• Provided material:
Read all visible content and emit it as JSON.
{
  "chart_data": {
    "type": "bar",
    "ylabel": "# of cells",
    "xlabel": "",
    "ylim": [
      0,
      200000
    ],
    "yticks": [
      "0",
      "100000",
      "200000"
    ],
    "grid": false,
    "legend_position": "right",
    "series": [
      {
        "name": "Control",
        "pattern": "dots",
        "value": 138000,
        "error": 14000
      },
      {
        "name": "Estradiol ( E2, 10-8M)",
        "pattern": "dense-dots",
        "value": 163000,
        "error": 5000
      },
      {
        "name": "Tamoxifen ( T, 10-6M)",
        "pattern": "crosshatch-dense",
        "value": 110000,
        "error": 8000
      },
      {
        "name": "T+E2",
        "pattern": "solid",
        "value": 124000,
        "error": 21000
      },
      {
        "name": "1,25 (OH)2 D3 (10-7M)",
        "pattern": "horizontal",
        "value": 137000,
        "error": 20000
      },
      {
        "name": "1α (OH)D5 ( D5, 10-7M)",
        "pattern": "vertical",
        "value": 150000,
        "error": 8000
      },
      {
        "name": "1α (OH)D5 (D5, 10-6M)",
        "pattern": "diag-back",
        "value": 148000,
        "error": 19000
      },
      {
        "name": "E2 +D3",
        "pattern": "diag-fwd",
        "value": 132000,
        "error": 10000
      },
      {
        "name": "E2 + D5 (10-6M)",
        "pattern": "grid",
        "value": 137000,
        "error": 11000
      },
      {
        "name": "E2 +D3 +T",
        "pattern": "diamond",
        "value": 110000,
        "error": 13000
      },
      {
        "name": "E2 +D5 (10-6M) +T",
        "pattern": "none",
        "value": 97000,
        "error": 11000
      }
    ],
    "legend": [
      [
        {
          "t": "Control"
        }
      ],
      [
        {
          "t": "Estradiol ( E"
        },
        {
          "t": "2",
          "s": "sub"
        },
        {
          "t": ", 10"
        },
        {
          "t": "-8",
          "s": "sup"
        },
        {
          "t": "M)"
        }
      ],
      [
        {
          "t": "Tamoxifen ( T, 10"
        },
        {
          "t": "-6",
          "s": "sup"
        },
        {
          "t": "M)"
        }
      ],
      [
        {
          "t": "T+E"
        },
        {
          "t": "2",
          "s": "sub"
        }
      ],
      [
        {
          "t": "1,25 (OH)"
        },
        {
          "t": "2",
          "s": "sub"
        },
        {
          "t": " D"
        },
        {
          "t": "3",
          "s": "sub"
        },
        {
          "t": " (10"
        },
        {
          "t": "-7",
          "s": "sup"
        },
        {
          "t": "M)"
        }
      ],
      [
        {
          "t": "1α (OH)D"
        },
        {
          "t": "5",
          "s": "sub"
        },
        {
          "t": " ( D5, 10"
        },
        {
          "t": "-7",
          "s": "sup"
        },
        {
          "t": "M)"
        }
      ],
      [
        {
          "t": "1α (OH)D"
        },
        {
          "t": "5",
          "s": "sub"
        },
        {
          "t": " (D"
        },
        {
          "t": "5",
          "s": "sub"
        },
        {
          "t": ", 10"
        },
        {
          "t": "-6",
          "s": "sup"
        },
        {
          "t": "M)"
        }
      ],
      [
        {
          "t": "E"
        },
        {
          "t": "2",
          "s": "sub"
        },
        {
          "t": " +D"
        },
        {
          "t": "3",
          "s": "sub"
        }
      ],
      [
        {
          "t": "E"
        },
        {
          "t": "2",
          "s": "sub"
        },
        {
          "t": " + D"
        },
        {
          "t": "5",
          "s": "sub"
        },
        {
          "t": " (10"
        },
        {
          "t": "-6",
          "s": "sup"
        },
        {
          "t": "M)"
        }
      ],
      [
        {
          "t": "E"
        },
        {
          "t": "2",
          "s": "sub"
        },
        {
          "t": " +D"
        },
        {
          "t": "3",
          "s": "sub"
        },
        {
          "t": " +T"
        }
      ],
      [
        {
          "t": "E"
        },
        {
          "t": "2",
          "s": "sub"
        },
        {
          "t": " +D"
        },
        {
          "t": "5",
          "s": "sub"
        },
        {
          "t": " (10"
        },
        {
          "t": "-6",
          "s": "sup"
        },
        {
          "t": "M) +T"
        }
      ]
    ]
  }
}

• Goal of the exercise:
Search the listing above for the string "dense". Copy every line that contains it.

• Finished task:
        "pattern": "dense-dots",
        "pattern": "crosshatch-dense",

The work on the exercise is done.